Check each line of the listing, and copy it if it contains the word "JSON".

• DATA ENTRIES:
————
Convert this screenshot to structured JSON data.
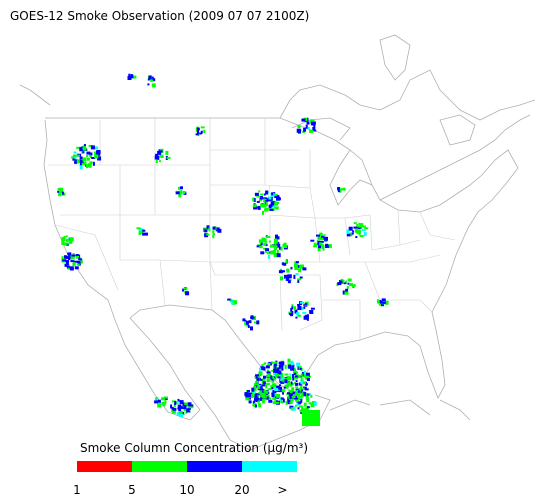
{
  "title": "GOES-12 Smoke Observation (2009 07 07  2100Z)",
  "legend": {
    "title": "Smoke Column Concentration (μg/m³)",
    "colors": [
      "#ff0000",
      "#00ff00",
      "#0000ff",
      "#00ffff"
    ],
    "labels": [
      "1",
      "5",
      "10",
      "20",
      ">"
    ]
  }
}
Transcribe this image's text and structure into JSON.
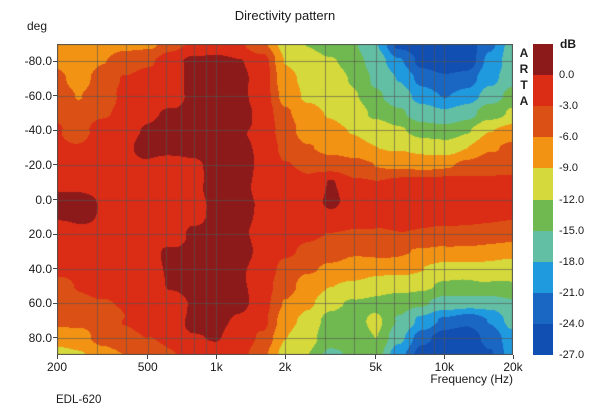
{
  "title": "Directivity pattern",
  "watermark": "ARTA",
  "model": "EDL-620",
  "axes": {
    "y_unit": "deg",
    "x_label": "Frequency (Hz)",
    "x_ticks": [
      {
        "label": "200",
        "value": 200
      },
      {
        "label": "500",
        "value": 500
      },
      {
        "label": "1k",
        "value": 1000
      },
      {
        "label": "2k",
        "value": 2000
      },
      {
        "label": "5k",
        "value": 5000
      },
      {
        "label": "10k",
        "value": 10000
      },
      {
        "label": "20k",
        "value": 20000
      }
    ],
    "y_ticks": [
      {
        "label": "-80.0",
        "value": -80
      },
      {
        "label": "-60.0",
        "value": -60
      },
      {
        "label": "-40.0",
        "value": -40
      },
      {
        "label": "-20.0",
        "value": -20
      },
      {
        "label": "0.0",
        "value": 0
      },
      {
        "label": "20.0",
        "value": 20
      },
      {
        "label": "40.0",
        "value": 40
      },
      {
        "label": "60.0",
        "value": 60
      },
      {
        "label": "80.0",
        "value": 80
      }
    ]
  },
  "legend": {
    "unit": "dB",
    "boundary_labels": [
      "0.0",
      "-3.0",
      "-6.0",
      "-9.0",
      "-12.0",
      "-15.0",
      "-18.0",
      "-21.0",
      "-24.0",
      "-27.0"
    ],
    "colors": [
      "#8C1A1A",
      "#DB2C16",
      "#DB5014",
      "#F39314",
      "#D5D93B",
      "#70B951",
      "#62BFA4",
      "#209ADF",
      "#1A67C3",
      "#124FB2"
    ]
  },
  "chart_data": {
    "type": "heatmap",
    "title": "Directivity pattern",
    "xlabel": "Frequency (Hz)",
    "ylabel": "deg",
    "x_scale": "log",
    "x_range_hz": [
      200,
      20000
    ],
    "y_range_deg": [
      -90,
      90
    ],
    "level_step_db": 3,
    "level_max_db": 0,
    "level_min_db": -27,
    "grid": true,
    "grid_freqs_hz": [
      200,
      250,
      315,
      400,
      500,
      630,
      800,
      1000,
      1250,
      1600,
      2000,
      2500,
      3150,
      4000,
      5000,
      6300,
      8000,
      10000,
      12500,
      16000,
      20000
    ],
    "grid_angles_deg": [
      -90,
      -80,
      -70,
      -60,
      -50,
      -40,
      -30,
      -20,
      -10,
      0,
      10,
      20,
      30,
      40,
      50,
      60,
      70,
      80,
      90
    ],
    "values_db": [
      [
        -7.5,
        -7.5,
        -7.5,
        -7,
        -6.5,
        -4.5,
        -2.5,
        -2,
        -2.5,
        -5,
        -10,
        -12,
        -13,
        -14.5,
        -17.5,
        -25,
        -26,
        -26,
        -25,
        -21.5,
        -16.5
      ],
      [
        -7,
        -8,
        -6.5,
        -4.5,
        -3.5,
        -1.5,
        0.5,
        1,
        0.5,
        -1.5,
        -9,
        -10.5,
        -12,
        -13.5,
        -16.5,
        -21,
        -25,
        -26,
        -25.5,
        -20,
        -16
      ],
      [
        -5,
        -7.5,
        -5,
        -3,
        -1.5,
        -1,
        0.5,
        1,
        0.5,
        -1,
        -7.5,
        -10,
        -11,
        -12.5,
        -15.5,
        -18.5,
        -22,
        -23,
        -22.5,
        -18.5,
        -15.5
      ],
      [
        -4,
        -6,
        -4.5,
        -2.5,
        -1.5,
        -1,
        0.5,
        1,
        0.5,
        -1,
        -6.5,
        -9.5,
        -10.5,
        -12,
        -14.5,
        -16.5,
        -19.5,
        -21,
        -20,
        -16.5,
        -13.5
      ],
      [
        -3.5,
        -4.5,
        -3.5,
        -2,
        -1,
        0.5,
        1,
        1,
        0.5,
        -1,
        -5.5,
        -8,
        -9.5,
        -11,
        -13,
        -14.5,
        -16.5,
        -17.5,
        -16.5,
        -13.5,
        -11.5
      ],
      [
        -3,
        -3.5,
        -2.5,
        -1.5,
        0.5,
        1,
        1,
        1.5,
        0.5,
        -0.5,
        -4.5,
        -7,
        -8.5,
        -9.5,
        -11,
        -12,
        -13.5,
        -13.5,
        -12,
        -9,
        -7.5
      ],
      [
        -2.5,
        -2.5,
        -2,
        -1,
        1,
        1,
        0.5,
        1.5,
        1,
        -0.5,
        -3.5,
        -5.5,
        -7,
        -8,
        -9,
        -9.5,
        -10.5,
        -10.5,
        -9,
        -6.5,
        -5
      ],
      [
        -2,
        -2,
        -1.5,
        -1,
        -0.5,
        -1,
        -0.5,
        1,
        1,
        -0.5,
        -2.5,
        -3.5,
        -4.5,
        -5.5,
        -6,
        -6.5,
        -7,
        -6.5,
        -5.5,
        -4.5,
        -4
      ],
      [
        -1,
        -1,
        -1,
        -1,
        -1.5,
        -1.5,
        -1,
        1,
        1.5,
        -0.5,
        -2,
        -2.5,
        0.5,
        -2.5,
        -2.5,
        -2,
        -2,
        -2,
        -2,
        -2,
        -2.5
      ],
      [
        0.5,
        1,
        -0.5,
        -1,
        -1.5,
        -1.5,
        -1,
        1,
        1.5,
        -0.5,
        -1.5,
        -2,
        0.5,
        -2,
        -1.5,
        -1.5,
        -1.5,
        -1.5,
        -1.5,
        -1.5,
        -2
      ],
      [
        0.5,
        0.5,
        -0.5,
        -1,
        -1.5,
        -1.5,
        -0.5,
        1,
        1,
        -0.5,
        -1.5,
        -2,
        -1,
        -2,
        -2,
        -1.5,
        -1.5,
        -1.5,
        -2,
        -2,
        -2.5
      ],
      [
        -1.5,
        -1,
        -1,
        -1.5,
        -1.5,
        -1,
        0.5,
        1,
        0.5,
        -1,
        -2,
        -2.5,
        -3,
        -3.5,
        -3,
        -3,
        -3.5,
        -4,
        -4.5,
        -4.5,
        -5
      ],
      [
        -2,
        -1.5,
        -1.5,
        -1.5,
        -1,
        0.5,
        1,
        1,
        0.5,
        -1,
        -2.5,
        -4,
        -5,
        -5.5,
        -5.5,
        -5.5,
        -6,
        -6.5,
        -7,
        -7,
        -7.5
      ],
      [
        -2.5,
        -2,
        -2,
        -1.5,
        -1,
        0.5,
        1,
        1,
        0.5,
        -1,
        -3.5,
        -5.5,
        -7,
        -7.5,
        -8,
        -8.5,
        -9,
        -9.5,
        -10,
        -10,
        -10.5
      ],
      [
        -3,
        -2.5,
        -2.5,
        -2,
        -1.5,
        0.5,
        1,
        1,
        0.5,
        -1.5,
        -4.5,
        -7,
        -9,
        -10,
        -10.5,
        -11,
        -11.5,
        -12.5,
        -13,
        -12.5,
        -12
      ],
      [
        -4,
        -3.5,
        -3,
        -2.5,
        -1.5,
        -1,
        0.5,
        1,
        0.5,
        -1.5,
        -6,
        -8.5,
        -11,
        -12.5,
        -13,
        -13.5,
        -14.5,
        -16.5,
        -17,
        -16.5,
        -15.5
      ],
      [
        -5.5,
        -5,
        -4,
        -3,
        -2,
        -1.5,
        0.5,
        0.5,
        -0.5,
        -2,
        -7.5,
        -10,
        -12.5,
        -13.5,
        -11,
        -15,
        -19,
        -22,
        -23,
        -21,
        -17
      ],
      [
        -7,
        -6.5,
        -5.5,
        -4.5,
        -3,
        -2,
        -0.5,
        0.5,
        -1,
        -3.5,
        -8.5,
        -11,
        -13.5,
        -14.5,
        -12,
        -17.5,
        -23,
        -25.5,
        -26,
        -23,
        -18.5
      ],
      [
        -10,
        -9.5,
        -7,
        -6,
        -4.5,
        -3,
        -1.5,
        -1,
        -2,
        -5,
        -9.5,
        -12,
        -16,
        -14.5,
        -13.5,
        -20,
        -25.5,
        -26.5,
        -26.5,
        -24,
        -19
      ]
    ],
    "palette": [
      "#8C1A1A",
      "#DB2C16",
      "#DB5014",
      "#F39314",
      "#D5D93B",
      "#70B951",
      "#62BFA4",
      "#209ADF",
      "#1A67C3",
      "#124FB2"
    ],
    "legend_position": "right"
  }
}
————
• WRITTEN ANSWER:
Convert this screenshot to structured JSON data.
Transcribe this image's text and structure into JSON.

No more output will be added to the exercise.